** Start GIVEN RECORDS **

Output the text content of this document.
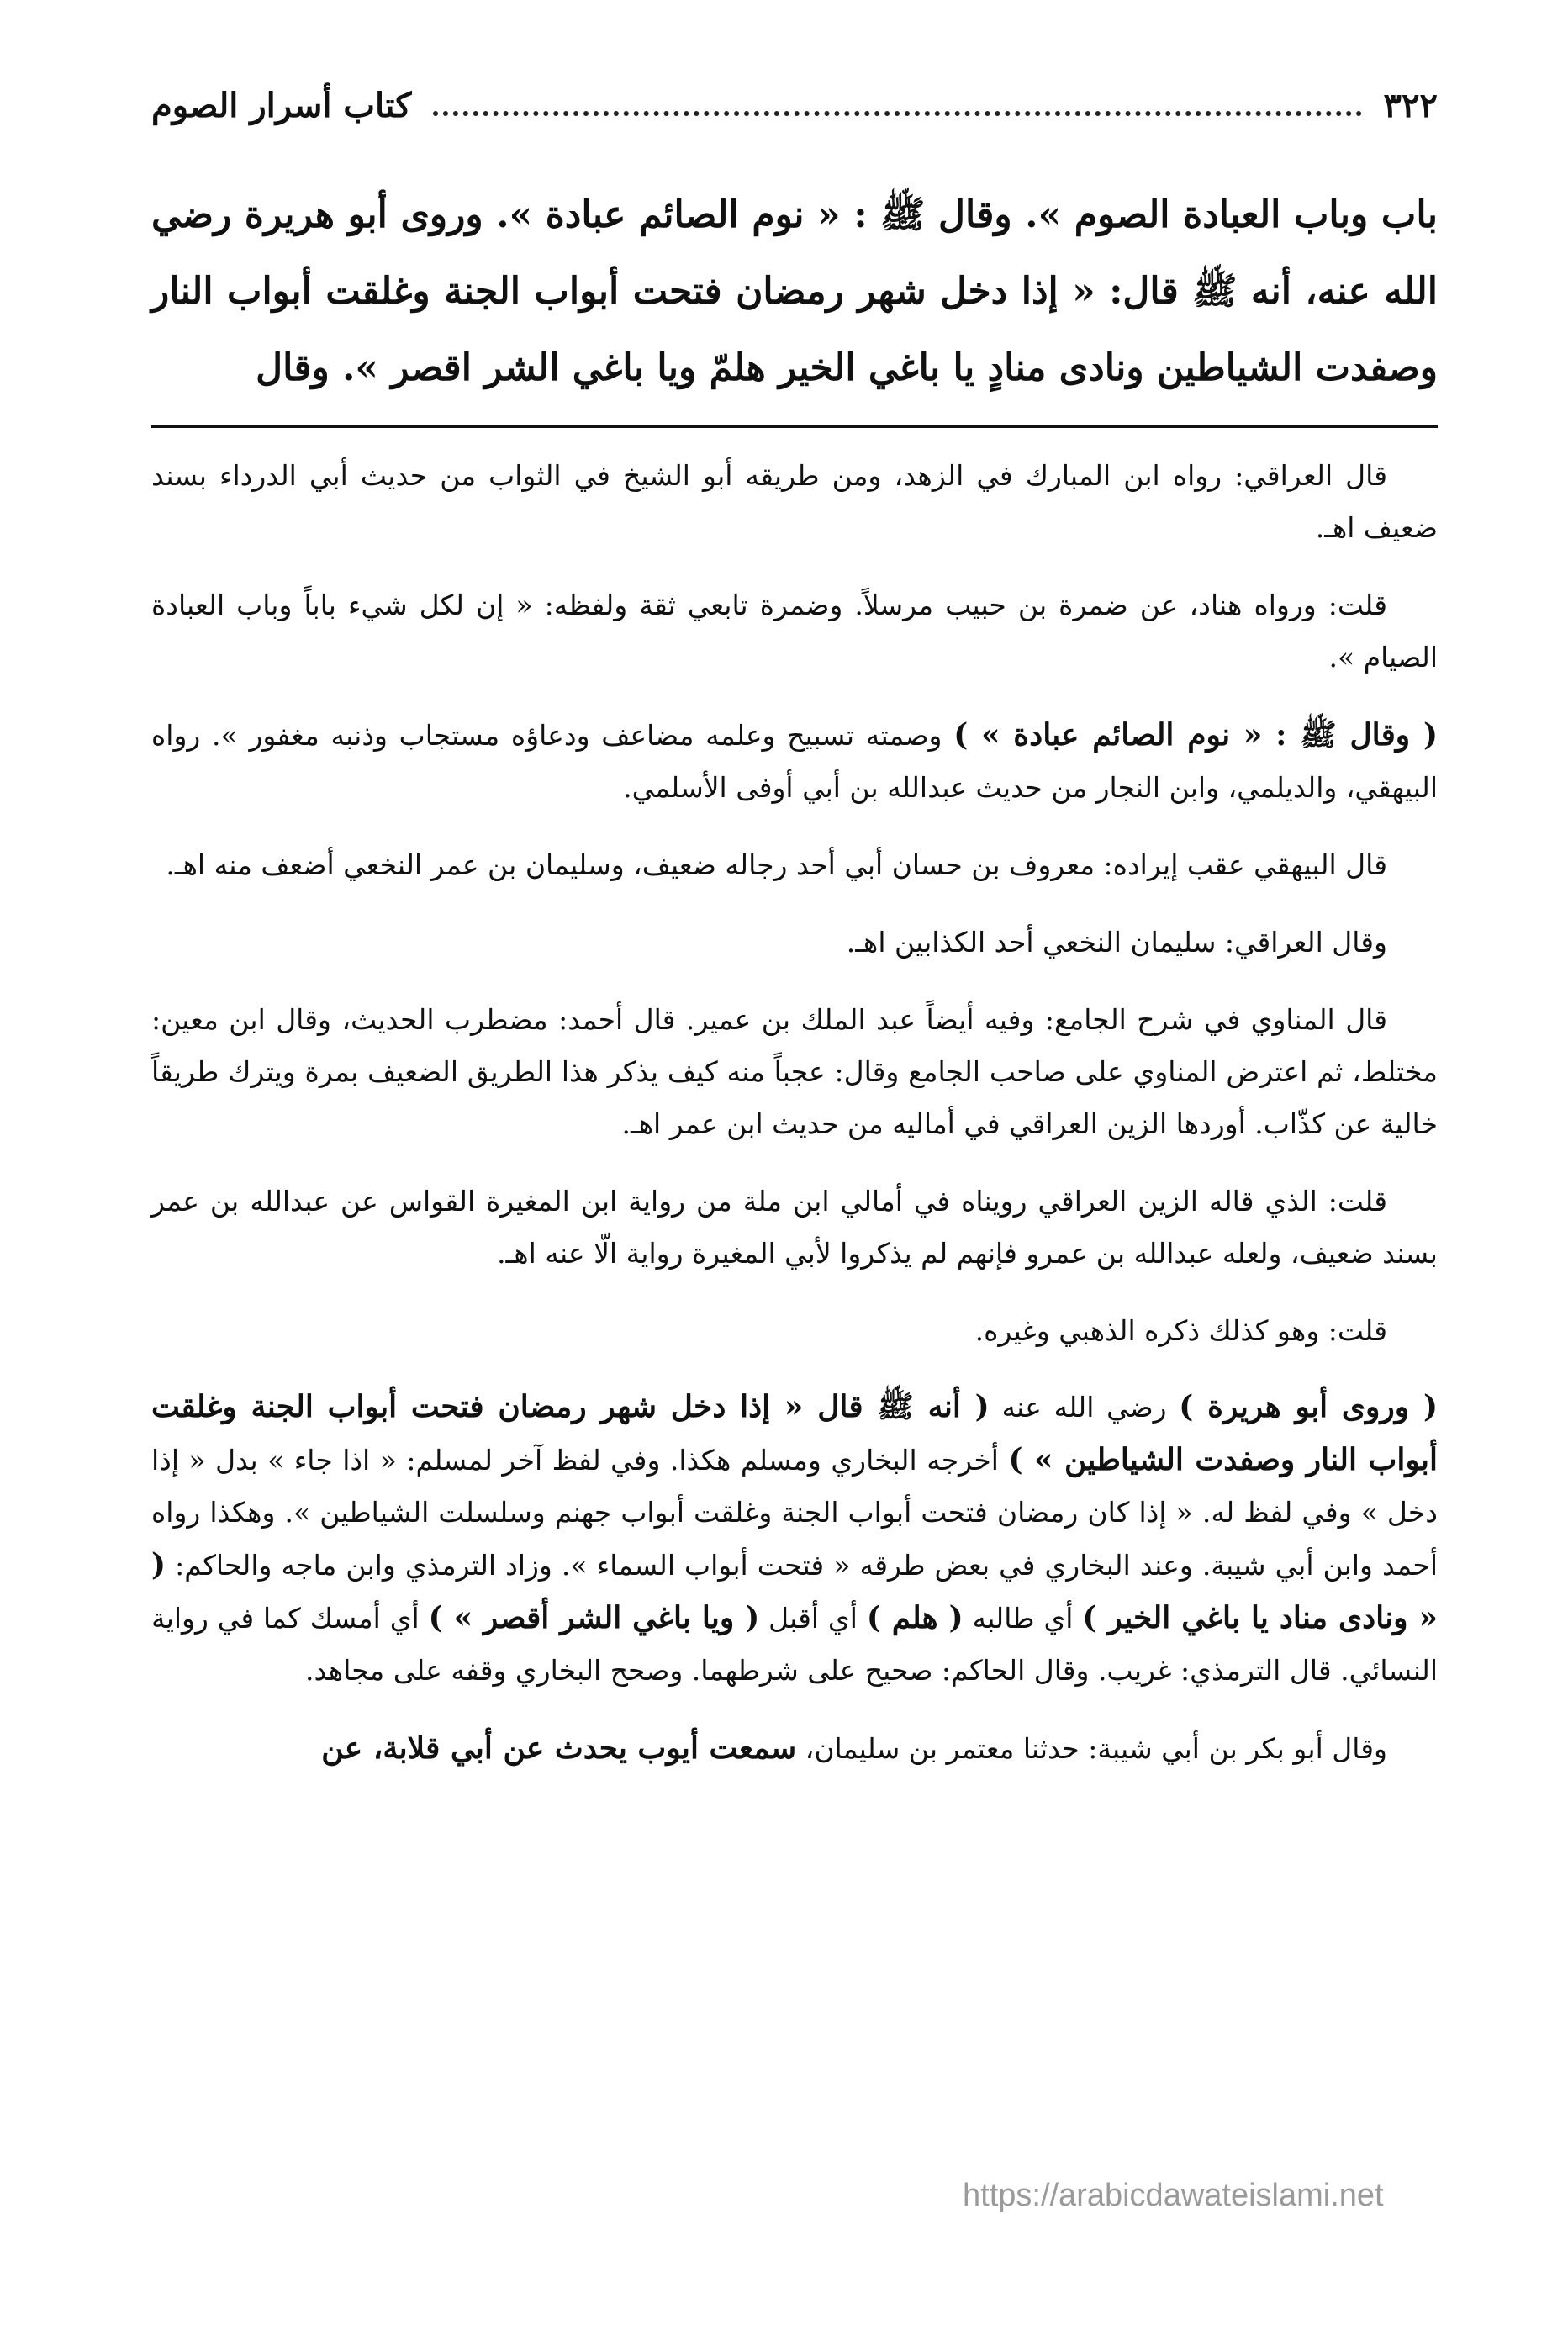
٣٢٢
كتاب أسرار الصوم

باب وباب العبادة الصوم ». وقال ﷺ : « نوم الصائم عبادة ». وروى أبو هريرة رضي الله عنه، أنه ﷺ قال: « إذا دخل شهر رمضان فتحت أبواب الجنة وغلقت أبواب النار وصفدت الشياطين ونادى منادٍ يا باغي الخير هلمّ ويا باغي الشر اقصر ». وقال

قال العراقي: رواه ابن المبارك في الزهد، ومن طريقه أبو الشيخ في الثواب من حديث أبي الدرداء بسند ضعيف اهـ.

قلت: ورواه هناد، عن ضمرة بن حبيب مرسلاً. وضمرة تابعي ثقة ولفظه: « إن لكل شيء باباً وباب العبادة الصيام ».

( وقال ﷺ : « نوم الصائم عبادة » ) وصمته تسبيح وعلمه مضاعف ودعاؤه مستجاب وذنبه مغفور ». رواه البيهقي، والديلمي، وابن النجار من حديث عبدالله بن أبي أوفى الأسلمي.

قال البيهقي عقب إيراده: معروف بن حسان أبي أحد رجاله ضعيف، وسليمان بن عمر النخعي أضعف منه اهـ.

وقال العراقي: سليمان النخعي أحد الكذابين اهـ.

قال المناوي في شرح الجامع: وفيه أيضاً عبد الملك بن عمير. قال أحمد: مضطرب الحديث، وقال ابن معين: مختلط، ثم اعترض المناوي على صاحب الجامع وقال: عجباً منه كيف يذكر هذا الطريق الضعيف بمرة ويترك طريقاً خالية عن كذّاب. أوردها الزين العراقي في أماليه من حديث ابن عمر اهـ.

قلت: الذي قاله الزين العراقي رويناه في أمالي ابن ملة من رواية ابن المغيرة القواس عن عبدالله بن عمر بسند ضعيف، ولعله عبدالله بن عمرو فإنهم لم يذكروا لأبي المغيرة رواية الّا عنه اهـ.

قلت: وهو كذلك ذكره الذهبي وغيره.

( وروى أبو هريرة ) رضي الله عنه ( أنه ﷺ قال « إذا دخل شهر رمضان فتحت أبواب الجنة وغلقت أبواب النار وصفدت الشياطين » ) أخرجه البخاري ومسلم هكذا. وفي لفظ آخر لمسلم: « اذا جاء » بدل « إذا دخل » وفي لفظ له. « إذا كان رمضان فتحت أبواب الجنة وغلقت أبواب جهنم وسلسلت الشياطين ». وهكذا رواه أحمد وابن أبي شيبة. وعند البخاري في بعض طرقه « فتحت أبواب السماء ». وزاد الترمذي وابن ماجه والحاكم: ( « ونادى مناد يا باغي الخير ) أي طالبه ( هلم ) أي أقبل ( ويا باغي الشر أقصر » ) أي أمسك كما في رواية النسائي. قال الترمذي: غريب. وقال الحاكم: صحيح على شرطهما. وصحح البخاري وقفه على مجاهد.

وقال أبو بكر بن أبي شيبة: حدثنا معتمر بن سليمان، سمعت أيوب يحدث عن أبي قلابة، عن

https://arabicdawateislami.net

** End GIVEN RECORDS **
** Start GIVEN RECORDS **

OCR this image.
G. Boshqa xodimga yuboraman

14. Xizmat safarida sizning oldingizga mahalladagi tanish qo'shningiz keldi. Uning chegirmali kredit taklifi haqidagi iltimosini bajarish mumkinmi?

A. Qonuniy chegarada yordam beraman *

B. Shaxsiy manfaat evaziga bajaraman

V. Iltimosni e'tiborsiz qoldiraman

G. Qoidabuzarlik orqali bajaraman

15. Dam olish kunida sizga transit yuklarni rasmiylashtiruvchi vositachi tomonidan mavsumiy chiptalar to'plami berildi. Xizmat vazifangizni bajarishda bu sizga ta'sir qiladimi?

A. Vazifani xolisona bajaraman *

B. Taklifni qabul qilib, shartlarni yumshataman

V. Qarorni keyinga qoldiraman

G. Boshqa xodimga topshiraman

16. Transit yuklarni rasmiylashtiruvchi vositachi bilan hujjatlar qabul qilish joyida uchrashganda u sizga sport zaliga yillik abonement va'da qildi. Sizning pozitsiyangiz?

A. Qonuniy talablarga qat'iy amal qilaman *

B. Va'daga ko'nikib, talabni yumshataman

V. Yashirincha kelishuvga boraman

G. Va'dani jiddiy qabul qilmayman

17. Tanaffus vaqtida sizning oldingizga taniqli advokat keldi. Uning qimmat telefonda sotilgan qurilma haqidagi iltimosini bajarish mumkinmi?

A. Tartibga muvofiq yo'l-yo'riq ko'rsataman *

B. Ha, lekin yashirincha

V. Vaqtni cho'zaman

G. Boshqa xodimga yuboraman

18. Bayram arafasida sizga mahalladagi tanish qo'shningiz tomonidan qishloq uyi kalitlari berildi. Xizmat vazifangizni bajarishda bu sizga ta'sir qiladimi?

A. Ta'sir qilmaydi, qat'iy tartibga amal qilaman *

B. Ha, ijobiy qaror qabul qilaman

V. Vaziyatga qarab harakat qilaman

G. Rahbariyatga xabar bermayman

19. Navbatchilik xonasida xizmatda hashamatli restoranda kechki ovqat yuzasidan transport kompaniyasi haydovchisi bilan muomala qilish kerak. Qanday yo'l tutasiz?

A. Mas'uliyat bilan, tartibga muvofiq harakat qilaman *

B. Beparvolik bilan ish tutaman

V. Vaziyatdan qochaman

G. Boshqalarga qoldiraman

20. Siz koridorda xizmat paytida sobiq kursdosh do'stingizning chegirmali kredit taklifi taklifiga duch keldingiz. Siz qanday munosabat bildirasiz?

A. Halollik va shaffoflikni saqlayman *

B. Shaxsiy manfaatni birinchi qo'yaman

** End GIVEN RECORDS **
** Start GIVEN RECORDS **

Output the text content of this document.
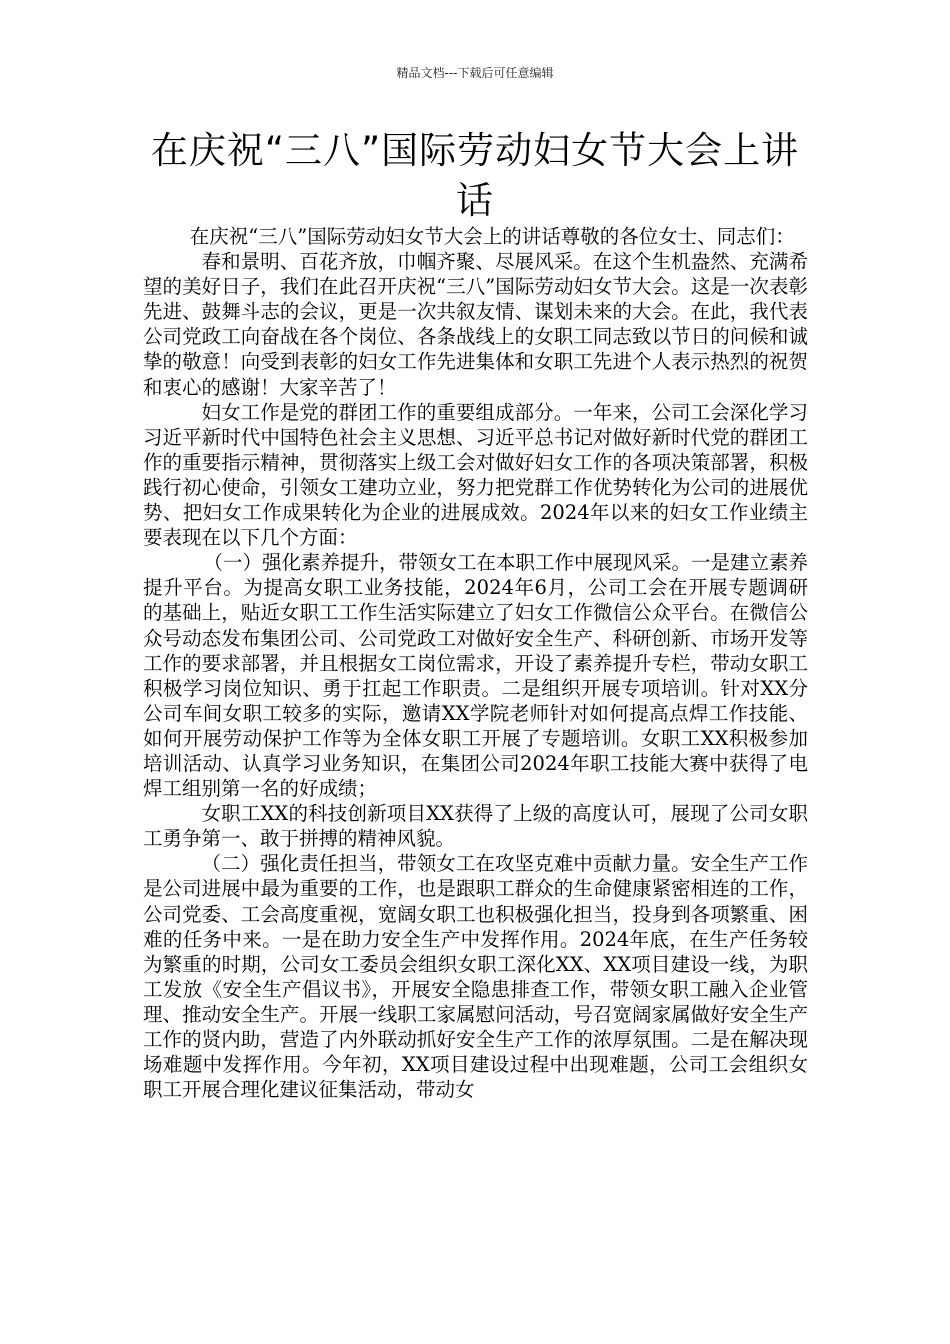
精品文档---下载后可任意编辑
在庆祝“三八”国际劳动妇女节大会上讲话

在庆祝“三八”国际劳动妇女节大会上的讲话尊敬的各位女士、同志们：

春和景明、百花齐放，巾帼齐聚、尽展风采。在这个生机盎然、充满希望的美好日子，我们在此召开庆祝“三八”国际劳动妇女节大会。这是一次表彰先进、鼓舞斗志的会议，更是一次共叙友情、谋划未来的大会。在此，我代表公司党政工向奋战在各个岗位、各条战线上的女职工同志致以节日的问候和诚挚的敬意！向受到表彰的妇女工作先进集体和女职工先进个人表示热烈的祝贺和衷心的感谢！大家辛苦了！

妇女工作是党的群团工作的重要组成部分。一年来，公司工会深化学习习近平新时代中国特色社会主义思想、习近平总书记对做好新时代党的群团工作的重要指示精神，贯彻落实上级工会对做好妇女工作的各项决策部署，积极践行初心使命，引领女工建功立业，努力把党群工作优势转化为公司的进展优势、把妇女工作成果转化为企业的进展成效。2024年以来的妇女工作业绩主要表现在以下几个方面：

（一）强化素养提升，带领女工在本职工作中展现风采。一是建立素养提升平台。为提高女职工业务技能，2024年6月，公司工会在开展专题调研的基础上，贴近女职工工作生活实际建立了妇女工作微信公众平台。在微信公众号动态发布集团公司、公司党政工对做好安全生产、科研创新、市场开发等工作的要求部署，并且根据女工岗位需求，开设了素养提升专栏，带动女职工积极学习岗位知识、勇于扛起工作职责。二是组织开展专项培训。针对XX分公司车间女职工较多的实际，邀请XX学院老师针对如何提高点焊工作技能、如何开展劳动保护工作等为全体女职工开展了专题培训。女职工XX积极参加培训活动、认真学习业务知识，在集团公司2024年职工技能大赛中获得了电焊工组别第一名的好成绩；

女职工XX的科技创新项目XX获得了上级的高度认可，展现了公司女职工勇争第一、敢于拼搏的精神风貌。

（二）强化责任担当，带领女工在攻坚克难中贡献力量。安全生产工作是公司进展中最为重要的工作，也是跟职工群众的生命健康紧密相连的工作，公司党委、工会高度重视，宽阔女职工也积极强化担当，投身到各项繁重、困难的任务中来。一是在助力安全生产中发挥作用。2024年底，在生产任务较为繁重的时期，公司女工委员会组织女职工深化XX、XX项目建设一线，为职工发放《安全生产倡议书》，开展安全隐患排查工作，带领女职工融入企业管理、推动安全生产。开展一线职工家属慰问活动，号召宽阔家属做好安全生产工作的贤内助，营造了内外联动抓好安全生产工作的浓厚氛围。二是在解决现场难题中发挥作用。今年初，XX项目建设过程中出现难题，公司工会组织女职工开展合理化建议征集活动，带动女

** End GIVEN RECORDS **

Output a single number: how many lines contain the word "عبدالله".

2